Return the data exactly, with all pictures removed.

**INPUT RECORDS:**
+---+
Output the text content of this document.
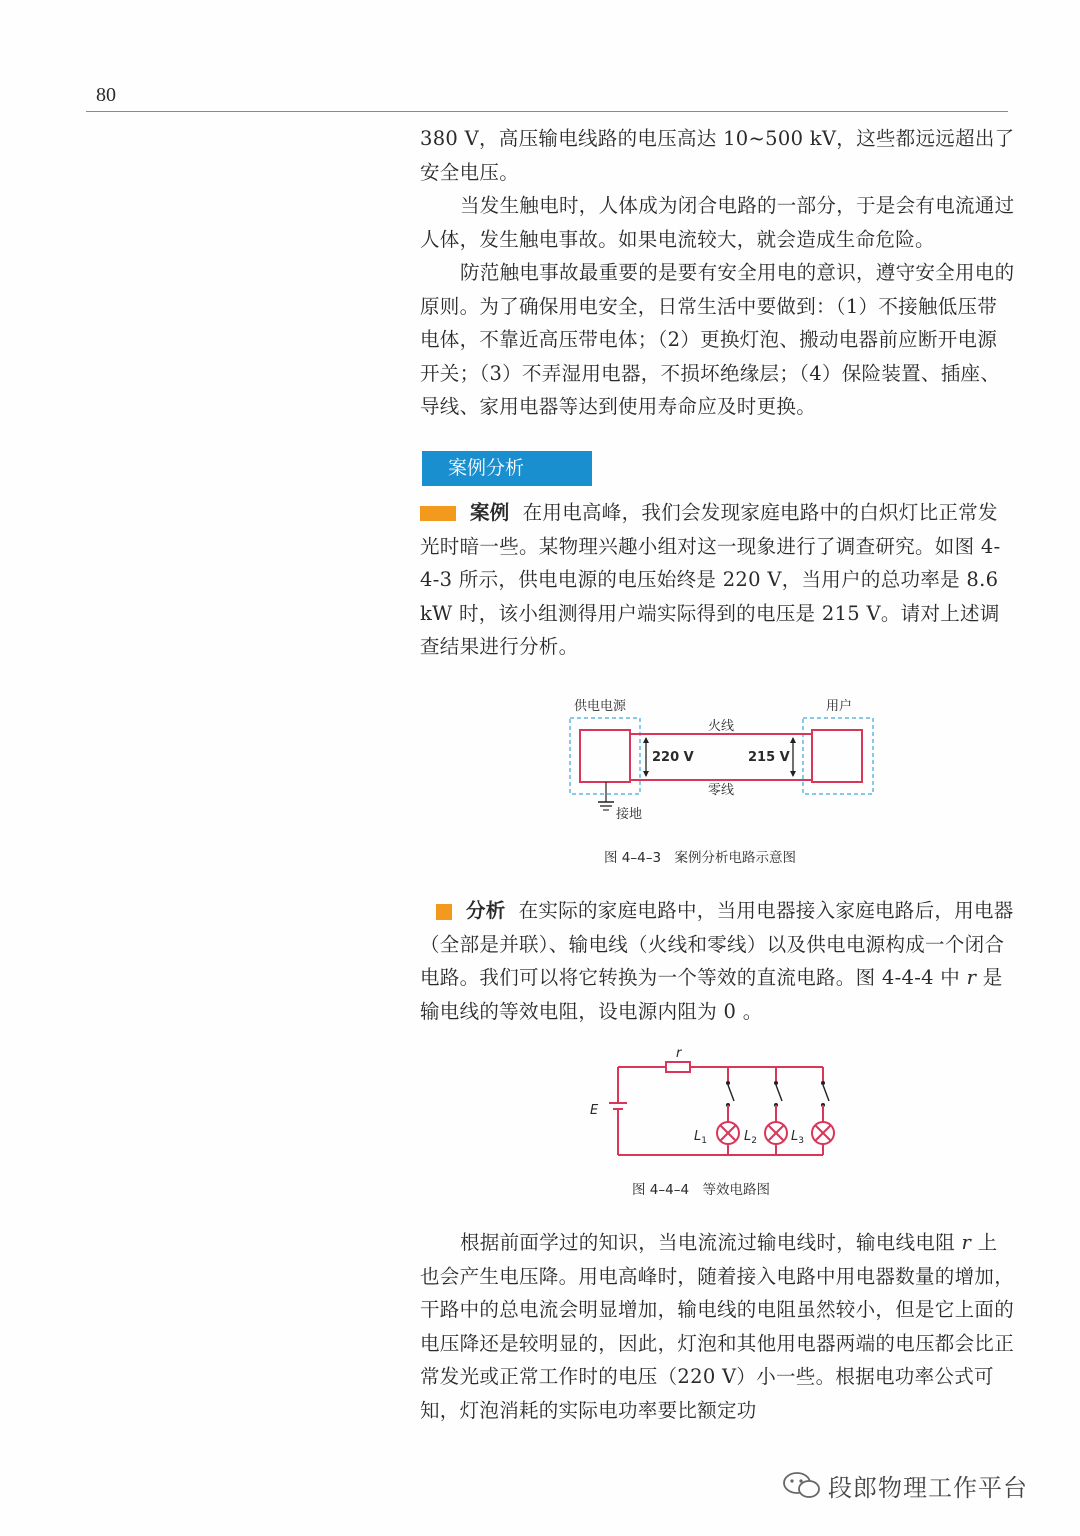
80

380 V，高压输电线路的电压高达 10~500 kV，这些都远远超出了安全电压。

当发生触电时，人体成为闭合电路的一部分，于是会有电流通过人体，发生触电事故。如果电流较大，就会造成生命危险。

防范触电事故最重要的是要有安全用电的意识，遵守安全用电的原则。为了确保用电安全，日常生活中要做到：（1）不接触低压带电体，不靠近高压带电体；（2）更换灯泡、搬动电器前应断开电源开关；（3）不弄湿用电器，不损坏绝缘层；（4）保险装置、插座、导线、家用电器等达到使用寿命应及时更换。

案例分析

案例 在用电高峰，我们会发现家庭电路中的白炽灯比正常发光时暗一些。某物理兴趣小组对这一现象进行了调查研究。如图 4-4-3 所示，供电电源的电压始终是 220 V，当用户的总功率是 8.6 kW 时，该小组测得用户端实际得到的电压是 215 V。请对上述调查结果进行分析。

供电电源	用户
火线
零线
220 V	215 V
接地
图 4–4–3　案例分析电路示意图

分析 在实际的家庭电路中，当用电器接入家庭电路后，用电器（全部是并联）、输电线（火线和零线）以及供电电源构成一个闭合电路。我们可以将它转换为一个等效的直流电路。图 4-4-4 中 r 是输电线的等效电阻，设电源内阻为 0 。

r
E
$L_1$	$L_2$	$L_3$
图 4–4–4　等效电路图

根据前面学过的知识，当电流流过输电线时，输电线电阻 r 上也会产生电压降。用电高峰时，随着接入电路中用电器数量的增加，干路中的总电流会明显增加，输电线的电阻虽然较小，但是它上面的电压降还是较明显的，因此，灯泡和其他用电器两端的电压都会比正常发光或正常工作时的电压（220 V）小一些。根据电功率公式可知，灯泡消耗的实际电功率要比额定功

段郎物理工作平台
+---+
**ANSWER TO THE PROBLEM:**
Output the text content of this document.
80

380 V，高压输电线路的电压高达 10~500 kV，这些都远远超出了安全电压。

当发生触电时，人体成为闭合电路的一部分，于是会有电流通过人体，发生触电事故。如果电流较大，就会造成生命危险。

防范触电事故最重要的是要有安全用电的意识，遵守安全用电的原则。为了确保用电安全，日常生活中要做到：（1）不接触低压带电体，不靠近高压带电体；（2）更换灯泡、搬动电器前应断开电源开关；（3）不弄湿用电器，不损坏绝缘层；（4）保险装置、插座、导线、家用电器等达到使用寿命应及时更换。

案例分析

案例 在用电高峰，我们会发现家庭电路中的白炽灯比正常发光时暗一些。某物理兴趣小组对这一现象进行了调查研究。如图 4-4-3 所示，供电电源的电压始终是 220 V，当用户的总功率是 8.6 kW 时，该小组测得用户端实际得到的电压是 215 V。请对上述调查结果进行分析。

供电电源	用户
火线
零线
220 V	215 V
接地
图 4–4–3　案例分析电路示意图

分析 在实际的家庭电路中，当用电器接入家庭电路后，用电器（全部是并联）、输电线（火线和零线）以及供电电源构成一个闭合电路。我们可以将它转换为一个等效的直流电路。图 4-4-4 中 r 是输电线的等效电阻，设电源内阻为 0 。

r
E
$L_1$	$L_2$	$L_3$
图 4–4–4　等效电路图

根据前面学过的知识，当电流流过输电线时，输电线电阻 r 上也会产生电压降。用电高峰时，随着接入电路中用电器数量的增加，干路中的总电流会明显增加，输电线的电阻虽然较小，但是它上面的电压降还是较明显的，因此，灯泡和其他用电器两端的电压都会比正常发光或正常工作时的电压（220 V）小一些。根据电功率公式可知，灯泡消耗的实际电功率要比额定功

段郎物理工作平台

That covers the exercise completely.